- What is expected:
Reproduce every line of the material below verbatim, omitting the pictures.

◆ ◆ ◆ ◆ ◆

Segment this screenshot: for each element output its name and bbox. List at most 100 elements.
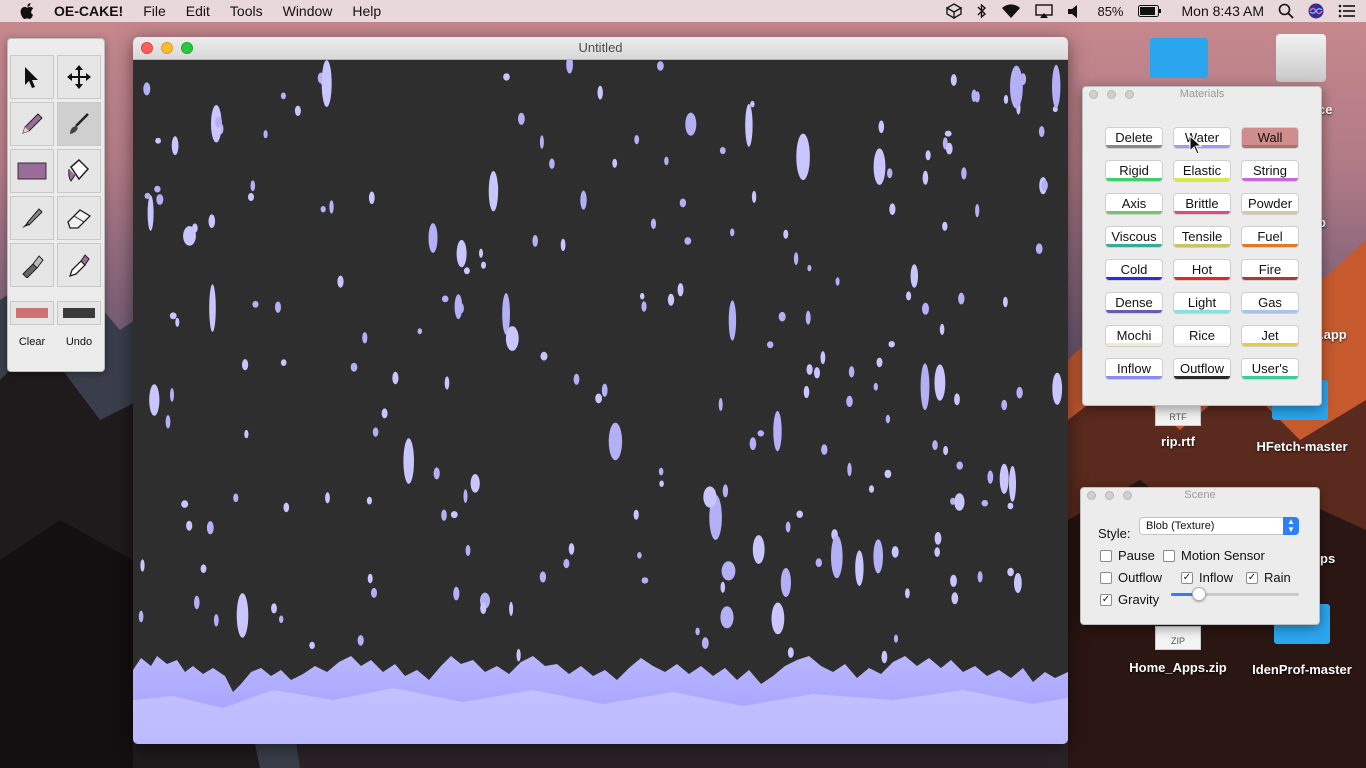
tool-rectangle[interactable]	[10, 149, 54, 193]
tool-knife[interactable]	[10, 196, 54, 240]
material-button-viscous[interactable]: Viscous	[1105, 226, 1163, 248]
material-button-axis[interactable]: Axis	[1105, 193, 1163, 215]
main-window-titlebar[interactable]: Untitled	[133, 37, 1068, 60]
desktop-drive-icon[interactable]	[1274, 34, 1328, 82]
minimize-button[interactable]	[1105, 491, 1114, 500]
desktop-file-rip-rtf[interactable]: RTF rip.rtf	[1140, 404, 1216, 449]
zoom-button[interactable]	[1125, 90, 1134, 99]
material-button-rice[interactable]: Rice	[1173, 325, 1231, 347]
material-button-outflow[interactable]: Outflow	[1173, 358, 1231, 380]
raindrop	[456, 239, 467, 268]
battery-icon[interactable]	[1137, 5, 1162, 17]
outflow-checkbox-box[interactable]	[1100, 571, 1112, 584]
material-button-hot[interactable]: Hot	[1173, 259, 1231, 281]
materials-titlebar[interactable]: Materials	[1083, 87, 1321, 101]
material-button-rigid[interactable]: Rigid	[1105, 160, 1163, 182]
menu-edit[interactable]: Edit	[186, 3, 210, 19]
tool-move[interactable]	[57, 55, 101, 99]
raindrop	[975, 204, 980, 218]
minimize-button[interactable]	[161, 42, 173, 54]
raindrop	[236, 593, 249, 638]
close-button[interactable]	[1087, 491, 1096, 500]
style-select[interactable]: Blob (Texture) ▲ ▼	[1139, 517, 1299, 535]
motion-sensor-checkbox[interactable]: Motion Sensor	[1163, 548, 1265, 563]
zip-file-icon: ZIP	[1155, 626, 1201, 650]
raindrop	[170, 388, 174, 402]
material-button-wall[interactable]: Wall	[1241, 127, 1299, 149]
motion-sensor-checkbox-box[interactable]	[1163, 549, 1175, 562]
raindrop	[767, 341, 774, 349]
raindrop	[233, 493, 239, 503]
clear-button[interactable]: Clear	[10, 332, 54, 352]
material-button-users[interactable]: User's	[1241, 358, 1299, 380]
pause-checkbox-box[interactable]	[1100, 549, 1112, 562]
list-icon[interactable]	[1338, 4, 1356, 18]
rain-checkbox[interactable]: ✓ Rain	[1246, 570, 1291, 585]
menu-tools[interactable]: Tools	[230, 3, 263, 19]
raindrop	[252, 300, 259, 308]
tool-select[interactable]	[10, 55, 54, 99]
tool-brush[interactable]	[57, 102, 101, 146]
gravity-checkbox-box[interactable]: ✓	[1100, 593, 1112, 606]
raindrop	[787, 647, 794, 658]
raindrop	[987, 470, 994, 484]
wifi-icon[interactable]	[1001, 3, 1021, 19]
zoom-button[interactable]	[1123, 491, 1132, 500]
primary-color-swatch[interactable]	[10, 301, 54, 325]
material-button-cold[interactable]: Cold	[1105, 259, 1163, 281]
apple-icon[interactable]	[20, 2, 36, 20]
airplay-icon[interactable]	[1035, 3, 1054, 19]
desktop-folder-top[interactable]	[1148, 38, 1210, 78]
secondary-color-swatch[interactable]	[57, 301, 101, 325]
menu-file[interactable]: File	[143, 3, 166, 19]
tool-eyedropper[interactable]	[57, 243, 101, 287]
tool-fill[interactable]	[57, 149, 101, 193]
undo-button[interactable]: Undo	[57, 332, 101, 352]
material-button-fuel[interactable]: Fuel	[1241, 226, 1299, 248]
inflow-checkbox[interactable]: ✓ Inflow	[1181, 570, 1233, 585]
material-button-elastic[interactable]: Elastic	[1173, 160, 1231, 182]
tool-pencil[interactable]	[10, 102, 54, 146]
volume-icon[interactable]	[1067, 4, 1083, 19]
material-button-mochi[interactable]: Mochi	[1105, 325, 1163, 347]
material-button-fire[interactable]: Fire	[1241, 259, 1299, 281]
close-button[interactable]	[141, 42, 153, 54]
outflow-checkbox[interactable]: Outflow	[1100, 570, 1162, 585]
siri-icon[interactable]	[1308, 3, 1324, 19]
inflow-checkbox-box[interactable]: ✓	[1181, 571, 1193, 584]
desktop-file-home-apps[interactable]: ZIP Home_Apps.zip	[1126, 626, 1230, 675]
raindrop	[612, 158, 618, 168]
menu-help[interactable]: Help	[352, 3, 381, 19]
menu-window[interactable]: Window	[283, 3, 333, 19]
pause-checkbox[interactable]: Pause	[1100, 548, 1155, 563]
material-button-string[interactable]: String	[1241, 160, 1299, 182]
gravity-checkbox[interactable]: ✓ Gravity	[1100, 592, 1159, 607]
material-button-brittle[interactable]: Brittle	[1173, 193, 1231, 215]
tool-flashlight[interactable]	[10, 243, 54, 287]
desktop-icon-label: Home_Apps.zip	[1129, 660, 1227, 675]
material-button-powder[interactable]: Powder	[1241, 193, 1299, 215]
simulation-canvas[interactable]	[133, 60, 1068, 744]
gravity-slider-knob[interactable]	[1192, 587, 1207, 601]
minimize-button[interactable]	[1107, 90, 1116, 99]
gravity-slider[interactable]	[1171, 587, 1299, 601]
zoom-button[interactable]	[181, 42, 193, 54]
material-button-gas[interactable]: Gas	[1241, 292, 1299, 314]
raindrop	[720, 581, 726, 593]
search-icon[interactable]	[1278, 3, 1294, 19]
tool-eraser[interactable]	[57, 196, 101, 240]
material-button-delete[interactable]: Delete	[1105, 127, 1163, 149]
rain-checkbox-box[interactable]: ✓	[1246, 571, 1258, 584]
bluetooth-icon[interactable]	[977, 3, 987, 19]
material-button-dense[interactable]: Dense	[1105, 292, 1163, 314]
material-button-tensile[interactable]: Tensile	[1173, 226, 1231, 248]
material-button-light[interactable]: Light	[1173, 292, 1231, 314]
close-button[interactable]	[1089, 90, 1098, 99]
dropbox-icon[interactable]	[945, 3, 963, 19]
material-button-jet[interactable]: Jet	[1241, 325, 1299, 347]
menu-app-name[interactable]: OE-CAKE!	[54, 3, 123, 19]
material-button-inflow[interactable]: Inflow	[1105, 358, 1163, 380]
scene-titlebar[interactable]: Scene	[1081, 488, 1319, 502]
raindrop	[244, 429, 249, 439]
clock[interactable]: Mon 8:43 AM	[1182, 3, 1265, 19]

◆ ◆ ◆ ◆ ◆

- Final result:
Segment this screenshot: for each element output its name and bbox. List at most 100 elements.
tool-rectangle[interactable]	[10, 149, 54, 193]
tool-knife[interactable]	[10, 196, 54, 240]
material-button-viscous[interactable]: Viscous	[1105, 226, 1163, 248]
material-button-axis[interactable]: Axis	[1105, 193, 1163, 215]
main-window-titlebar[interactable]: Untitled	[133, 37, 1068, 60]
desktop-drive-icon[interactable]	[1274, 34, 1328, 82]
minimize-button[interactable]	[1105, 491, 1114, 500]
desktop-file-rip-rtf[interactable]: RTF rip.rtf	[1140, 404, 1216, 449]
zoom-button[interactable]	[1125, 90, 1134, 99]
material-button-rice[interactable]: Rice	[1173, 325, 1231, 347]
material-button-outflow[interactable]: Outflow	[1173, 358, 1231, 380]
raindrop	[456, 239, 467, 268]
battery-icon[interactable]	[1137, 5, 1162, 17]
outflow-checkbox-box[interactable]	[1100, 571, 1112, 584]
material-button-hot[interactable]: Hot	[1173, 259, 1231, 281]
materials-titlebar[interactable]: Materials	[1083, 87, 1321, 101]
material-button-rigid[interactable]: Rigid	[1105, 160, 1163, 182]
menu-edit[interactable]: Edit	[186, 3, 210, 19]
tool-move[interactable]	[57, 55, 101, 99]
raindrop	[975, 204, 980, 218]
minimize-button[interactable]	[161, 42, 173, 54]
raindrop	[236, 593, 249, 638]
close-button[interactable]	[1087, 491, 1096, 500]
style-select[interactable]: Blob (Texture) ▲ ▼	[1139, 517, 1299, 535]
motion-sensor-checkbox[interactable]: Motion Sensor	[1163, 548, 1265, 563]
zip-file-icon: ZIP	[1155, 626, 1201, 650]
raindrop	[170, 388, 174, 402]
material-button-wall[interactable]: Wall	[1241, 127, 1299, 149]
motion-sensor-checkbox-box[interactable]	[1163, 549, 1175, 562]
raindrop	[767, 341, 774, 349]
raindrop	[233, 493, 239, 503]
clear-button[interactable]: Clear	[10, 332, 54, 352]
material-button-users[interactable]: User's	[1241, 358, 1299, 380]
pause-checkbox-box[interactable]	[1100, 549, 1112, 562]
list-icon[interactable]	[1338, 4, 1356, 18]
rain-checkbox[interactable]: ✓ Rain	[1246, 570, 1291, 585]
menu-tools[interactable]: Tools	[230, 3, 263, 19]
raindrop	[252, 300, 259, 308]
tool-select[interactable]	[10, 55, 54, 99]
tool-brush[interactable]	[57, 102, 101, 146]
gravity-checkbox-box[interactable]: ✓	[1100, 593, 1112, 606]
raindrop	[787, 647, 794, 658]
raindrop	[987, 470, 994, 484]
wifi-icon[interactable]	[1001, 3, 1021, 19]
zoom-button[interactable]	[1123, 491, 1132, 500]
primary-color-swatch[interactable]	[10, 301, 54, 325]
material-button-cold[interactable]: Cold	[1105, 259, 1163, 281]
apple-icon[interactable]	[20, 2, 36, 20]
airplay-icon[interactable]	[1035, 3, 1054, 19]
desktop-folder-top[interactable]	[1148, 38, 1210, 78]
secondary-color-swatch[interactable]	[57, 301, 101, 325]
menu-file[interactable]: File	[143, 3, 166, 19]
tool-eyedropper[interactable]	[57, 243, 101, 287]
tool-fill[interactable]	[57, 149, 101, 193]
undo-button[interactable]: Undo	[57, 332, 101, 352]
material-button-fuel[interactable]: Fuel	[1241, 226, 1299, 248]
inflow-checkbox[interactable]: ✓ Inflow	[1181, 570, 1233, 585]
material-button-elastic[interactable]: Elastic	[1173, 160, 1231, 182]
tool-pencil[interactable]	[10, 102, 54, 146]
volume-icon[interactable]	[1067, 4, 1083, 19]
material-button-mochi[interactable]: Mochi	[1105, 325, 1163, 347]
material-button-fire[interactable]: Fire	[1241, 259, 1299, 281]
close-button[interactable]	[141, 42, 153, 54]
outflow-checkbox[interactable]: Outflow	[1100, 570, 1162, 585]
siri-icon[interactable]	[1308, 3, 1324, 19]
inflow-checkbox-box[interactable]: ✓	[1181, 571, 1193, 584]
desktop-file-home-apps[interactable]: ZIP Home_Apps.zip	[1126, 626, 1230, 675]
raindrop	[612, 158, 618, 168]
menu-help[interactable]: Help	[352, 3, 381, 19]
menu-window[interactable]: Window	[283, 3, 333, 19]
pause-checkbox[interactable]: Pause	[1100, 548, 1155, 563]
material-button-string[interactable]: String	[1241, 160, 1299, 182]
gravity-checkbox[interactable]: ✓ Gravity	[1100, 592, 1159, 607]
material-button-brittle[interactable]: Brittle	[1173, 193, 1231, 215]
tool-flashlight[interactable]	[10, 243, 54, 287]
desktop-icon-label: Home_Apps.zip	[1129, 660, 1227, 675]
material-button-powder[interactable]: Powder	[1241, 193, 1299, 215]
simulation-canvas[interactable]	[133, 60, 1068, 744]
gravity-slider-knob[interactable]	[1192, 587, 1207, 601]
minimize-button[interactable]	[1107, 90, 1116, 99]
gravity-slider[interactable]	[1171, 587, 1299, 601]
zoom-button[interactable]	[181, 42, 193, 54]
material-button-gas[interactable]: Gas	[1241, 292, 1299, 314]
raindrop	[720, 581, 726, 593]
search-icon[interactable]	[1278, 3, 1294, 19]
tool-eraser[interactable]	[57, 196, 101, 240]
material-button-delete[interactable]: Delete	[1105, 127, 1163, 149]
rain-checkbox-box[interactable]: ✓	[1246, 571, 1258, 584]
bluetooth-icon[interactable]	[977, 3, 987, 19]
material-button-dense[interactable]: Dense	[1105, 292, 1163, 314]
material-button-tensile[interactable]: Tensile	[1173, 226, 1231, 248]
material-button-light[interactable]: Light	[1173, 292, 1231, 314]
close-button[interactable]	[1089, 90, 1098, 99]
dropbox-icon[interactable]	[945, 3, 963, 19]
material-button-jet[interactable]: Jet	[1241, 325, 1299, 347]
menu-app-name[interactable]: OE-CAKE!	[54, 3, 123, 19]
material-button-inflow[interactable]: Inflow	[1105, 358, 1163, 380]
scene-titlebar[interactable]: Scene	[1081, 488, 1319, 502]
raindrop	[244, 429, 249, 439]
clock[interactable]: Mon 8:43 AM	[1182, 3, 1265, 19]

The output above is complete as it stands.